**Do this**
The entries below should be output exactly as written.

--- start of Exercise material ---

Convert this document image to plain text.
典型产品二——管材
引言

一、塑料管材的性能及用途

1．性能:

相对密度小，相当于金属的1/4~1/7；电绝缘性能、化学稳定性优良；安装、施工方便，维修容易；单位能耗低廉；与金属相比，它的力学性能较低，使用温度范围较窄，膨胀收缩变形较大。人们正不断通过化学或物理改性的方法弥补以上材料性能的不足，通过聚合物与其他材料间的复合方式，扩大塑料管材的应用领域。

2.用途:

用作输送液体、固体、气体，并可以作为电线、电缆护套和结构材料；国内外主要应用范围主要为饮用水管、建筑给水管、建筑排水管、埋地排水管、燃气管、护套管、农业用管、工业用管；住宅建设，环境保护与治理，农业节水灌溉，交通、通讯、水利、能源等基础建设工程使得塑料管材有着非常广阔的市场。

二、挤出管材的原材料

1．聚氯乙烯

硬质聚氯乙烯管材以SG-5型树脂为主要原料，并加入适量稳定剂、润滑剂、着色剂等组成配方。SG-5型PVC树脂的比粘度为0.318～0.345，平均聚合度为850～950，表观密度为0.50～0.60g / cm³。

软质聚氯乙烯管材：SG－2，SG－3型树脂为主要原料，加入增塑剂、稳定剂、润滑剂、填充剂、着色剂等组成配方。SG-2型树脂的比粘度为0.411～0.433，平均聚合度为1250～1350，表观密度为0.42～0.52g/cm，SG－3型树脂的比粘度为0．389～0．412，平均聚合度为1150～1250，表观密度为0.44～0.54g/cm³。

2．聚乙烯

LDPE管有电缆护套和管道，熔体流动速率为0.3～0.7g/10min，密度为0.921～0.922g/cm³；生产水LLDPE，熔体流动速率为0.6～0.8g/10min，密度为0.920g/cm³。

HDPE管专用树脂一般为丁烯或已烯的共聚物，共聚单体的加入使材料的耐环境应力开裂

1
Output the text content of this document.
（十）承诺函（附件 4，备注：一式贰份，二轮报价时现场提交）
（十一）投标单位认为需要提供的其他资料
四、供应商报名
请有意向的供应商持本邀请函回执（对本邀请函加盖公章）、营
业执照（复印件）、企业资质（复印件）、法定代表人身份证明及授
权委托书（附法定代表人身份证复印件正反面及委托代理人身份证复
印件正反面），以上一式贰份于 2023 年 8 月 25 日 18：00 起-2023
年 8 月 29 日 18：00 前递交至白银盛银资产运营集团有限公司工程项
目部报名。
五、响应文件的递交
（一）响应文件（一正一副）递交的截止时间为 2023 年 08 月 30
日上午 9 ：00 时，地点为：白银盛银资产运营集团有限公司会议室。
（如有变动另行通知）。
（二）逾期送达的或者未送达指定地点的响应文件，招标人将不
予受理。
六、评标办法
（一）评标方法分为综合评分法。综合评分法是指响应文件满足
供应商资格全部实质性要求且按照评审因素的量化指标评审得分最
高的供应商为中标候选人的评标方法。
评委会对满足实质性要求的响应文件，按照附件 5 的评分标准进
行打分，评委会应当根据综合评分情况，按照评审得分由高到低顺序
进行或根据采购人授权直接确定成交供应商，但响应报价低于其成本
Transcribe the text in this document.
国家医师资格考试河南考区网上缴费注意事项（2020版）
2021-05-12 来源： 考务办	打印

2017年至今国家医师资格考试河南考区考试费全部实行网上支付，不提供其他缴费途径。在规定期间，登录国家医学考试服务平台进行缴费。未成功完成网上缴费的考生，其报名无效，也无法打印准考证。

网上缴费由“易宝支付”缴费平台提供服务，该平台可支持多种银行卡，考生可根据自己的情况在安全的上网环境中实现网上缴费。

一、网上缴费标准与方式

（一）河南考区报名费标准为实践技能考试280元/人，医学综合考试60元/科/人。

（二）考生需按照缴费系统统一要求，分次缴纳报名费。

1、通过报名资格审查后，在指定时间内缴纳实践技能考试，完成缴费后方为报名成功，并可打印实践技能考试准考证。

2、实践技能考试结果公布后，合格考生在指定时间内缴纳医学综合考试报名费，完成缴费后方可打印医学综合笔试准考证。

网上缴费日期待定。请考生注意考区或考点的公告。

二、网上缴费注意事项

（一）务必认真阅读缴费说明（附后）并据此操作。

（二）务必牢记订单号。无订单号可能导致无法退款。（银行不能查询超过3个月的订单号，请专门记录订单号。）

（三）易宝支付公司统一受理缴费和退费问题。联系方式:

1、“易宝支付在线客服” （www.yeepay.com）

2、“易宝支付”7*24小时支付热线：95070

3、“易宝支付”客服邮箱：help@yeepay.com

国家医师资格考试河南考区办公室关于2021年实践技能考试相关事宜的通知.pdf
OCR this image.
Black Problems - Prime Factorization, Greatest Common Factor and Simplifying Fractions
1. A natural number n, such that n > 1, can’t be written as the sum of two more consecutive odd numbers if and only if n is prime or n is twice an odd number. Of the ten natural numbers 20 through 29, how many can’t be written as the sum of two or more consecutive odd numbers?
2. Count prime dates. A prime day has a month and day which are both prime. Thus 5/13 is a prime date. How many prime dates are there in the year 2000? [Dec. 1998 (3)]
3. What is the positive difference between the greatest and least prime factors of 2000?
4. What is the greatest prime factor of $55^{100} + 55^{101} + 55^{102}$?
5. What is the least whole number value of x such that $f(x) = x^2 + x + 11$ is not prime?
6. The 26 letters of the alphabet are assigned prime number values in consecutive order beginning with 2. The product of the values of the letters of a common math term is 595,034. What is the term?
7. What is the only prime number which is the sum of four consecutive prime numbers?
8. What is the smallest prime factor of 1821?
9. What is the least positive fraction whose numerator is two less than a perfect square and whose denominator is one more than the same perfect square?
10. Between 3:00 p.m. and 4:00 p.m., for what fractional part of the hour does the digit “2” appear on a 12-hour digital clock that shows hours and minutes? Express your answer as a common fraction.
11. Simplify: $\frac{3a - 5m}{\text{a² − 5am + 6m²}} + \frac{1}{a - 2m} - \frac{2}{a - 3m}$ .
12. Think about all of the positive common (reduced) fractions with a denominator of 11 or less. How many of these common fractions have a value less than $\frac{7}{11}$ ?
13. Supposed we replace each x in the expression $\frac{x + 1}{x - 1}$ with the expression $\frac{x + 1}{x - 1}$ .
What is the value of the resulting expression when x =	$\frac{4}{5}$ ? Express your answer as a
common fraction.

--- end of Exercise material ---

**Exercise response**
Convert this document image to plain text.
典型产品二——管材
引言

一、塑料管材的性能及用途

1．性能:

相对密度小，相当于金属的1/4~1/7；电绝缘性能、化学稳定性优良；安装、施工方便，维修容易；单位能耗低廉；与金属相比，它的力学性能较低，使用温度范围较窄，膨胀收缩变形较大。人们正不断通过化学或物理改性的方法弥补以上材料性能的不足，通过聚合物与其他材料间的复合方式，扩大塑料管材的应用领域。

2.用途:

用作输送液体、固体、气体，并可以作为电线、电缆护套和结构材料；国内外主要应用范围主要为饮用水管、建筑给水管、建筑排水管、埋地排水管、燃气管、护套管、农业用管、工业用管；住宅建设，环境保护与治理，农业节水灌溉，交通、通讯、水利、能源等基础建设工程使得塑料管材有着非常广阔的市场。

二、挤出管材的原材料

1．聚氯乙烯

硬质聚氯乙烯管材以SG-5型树脂为主要原料，并加入适量稳定剂、润滑剂、着色剂等组成配方。SG-5型PVC树脂的比粘度为0.318～0.345，平均聚合度为850～950，表观密度为0.50～0.60g / cm³。

软质聚氯乙烯管材：SG－2，SG－3型树脂为主要原料，加入增塑剂、稳定剂、润滑剂、填充剂、着色剂等组成配方。SG-2型树脂的比粘度为0.411～0.433，平均聚合度为1250～1350，表观密度为0.42～0.52g/cm，SG－3型树脂的比粘度为0．389～0．412，平均聚合度为1150～1250，表观密度为0.44～0.54g/cm³。

2．聚乙烯

LDPE管有电缆护套和管道，熔体流动速率为0.3～0.7g/10min，密度为0.921～0.922g/cm³；生产水LLDPE，熔体流动速率为0.6～0.8g/10min，密度为0.920g/cm³。

HDPE管专用树脂一般为丁烯或已烯的共聚物，共聚单体的加入使材料的耐环境应力开裂

1
Output the text content of this document.
（十）承诺函（附件 4，备注：一式贰份，二轮报价时现场提交）
（十一）投标单位认为需要提供的其他资料
四、供应商报名
请有意向的供应商持本邀请函回执（对本邀请函加盖公章）、营
业执照（复印件）、企业资质（复印件）、法定代表人身份证明及授
权委托书（附法定代表人身份证复印件正反面及委托代理人身份证复
印件正反面），以上一式贰份于 2023 年 8 月 25 日 18：00 起-2023
年 8 月 29 日 18：00 前递交至白银盛银资产运营集团有限公司工程项
目部报名。
五、响应文件的递交
（一）响应文件（一正一副）递交的截止时间为 2023 年 08 月 30
日上午 9 ：00 时，地点为：白银盛银资产运营集团有限公司会议室。
（如有变动另行通知）。
（二）逾期送达的或者未送达指定地点的响应文件，招标人将不
予受理。
六、评标办法
（一）评标方法分为综合评分法。综合评分法是指响应文件满足
供应商资格全部实质性要求且按照评审因素的量化指标评审得分最
高的供应商为中标候选人的评标方法。
评委会对满足实质性要求的响应文件，按照附件 5 的评分标准进
行打分，评委会应当根据综合评分情况，按照评审得分由高到低顺序
进行或根据采购人授权直接确定成交供应商，但响应报价低于其成本
Transcribe the text in this document.
国家医师资格考试河南考区网上缴费注意事项（2020版）
2021-05-12 来源： 考务办	打印

2017年至今国家医师资格考试河南考区考试费全部实行网上支付，不提供其他缴费途径。在规定期间，登录国家医学考试服务平台进行缴费。未成功完成网上缴费的考生，其报名无效，也无法打印准考证。

网上缴费由“易宝支付”缴费平台提供服务，该平台可支持多种银行卡，考生可根据自己的情况在安全的上网环境中实现网上缴费。

一、网上缴费标准与方式

（一）河南考区报名费标准为实践技能考试280元/人，医学综合考试60元/科/人。

（二）考生需按照缴费系统统一要求，分次缴纳报名费。

1、通过报名资格审查后，在指定时间内缴纳实践技能考试，完成缴费后方为报名成功，并可打印实践技能考试准考证。

2、实践技能考试结果公布后，合格考生在指定时间内缴纳医学综合考试报名费，完成缴费后方可打印医学综合笔试准考证。

网上缴费日期待定。请考生注意考区或考点的公告。

二、网上缴费注意事项

（一）务必认真阅读缴费说明（附后）并据此操作。

（二）务必牢记订单号。无订单号可能导致无法退款。（银行不能查询超过3个月的订单号，请专门记录订单号。）

（三）易宝支付公司统一受理缴费和退费问题。联系方式:

1、“易宝支付在线客服” （www.yeepay.com）

2、“易宝支付”7*24小时支付热线：95070

3、“易宝支付”客服邮箱：help@yeepay.com

国家医师资格考试河南考区办公室关于2021年实践技能考试相关事宜的通知.pdf
OCR this image.
Black Problems - Prime Factorization, Greatest Common Factor and Simplifying Fractions
1. A natural number n, such that n > 1, can’t be written as the sum of two more consecutive odd numbers if and only if n is prime or n is twice an odd number. Of the ten natural numbers 20 through 29, how many can’t be written as the sum of two or more consecutive odd numbers?
2. Count prime dates. A prime day has a month and day which are both prime. Thus 5/13 is a prime date. How many prime dates are there in the year 2000? [Dec. 1998 (3)]
3. What is the positive difference between the greatest and least prime factors of 2000?
4. What is the greatest prime factor of $55^{100} + 55^{101} + 55^{102}$?
5. What is the least whole number value of x such that $f(x) = x^2 + x + 11$ is not prime?
6. The 26 letters of the alphabet are assigned prime number values in consecutive order beginning with 2. The product of the values of the letters of a common math term is 595,034. What is the term?
7. What is the only prime number which is the sum of four consecutive prime numbers?
8. What is the smallest prime factor of 1821?
9. What is the least positive fraction whose numerator is two less than a perfect square and whose denominator is one more than the same perfect square?
10. Between 3:00 p.m. and 4:00 p.m., for what fractional part of the hour does the digit “2” appear on a 12-hour digital clock that shows hours and minutes? Express your answer as a common fraction.
11. Simplify: $\frac{3a - 5m}{\text{a² − 5am + 6m²}} + \frac{1}{a - 2m} - \frac{2}{a - 3m}$ .
12. Think about all of the positive common (reduced) fractions with a denominator of 11 or less. How many of these common fractions have a value less than $\frac{7}{11}$ ?
13. Supposed we replace each x in the expression $\frac{x + 1}{x - 1}$ with the expression $\frac{x + 1}{x - 1}$ .
What is the value of the resulting expression when x =	$\frac{4}{5}$ ? Express your answer as a
common fraction.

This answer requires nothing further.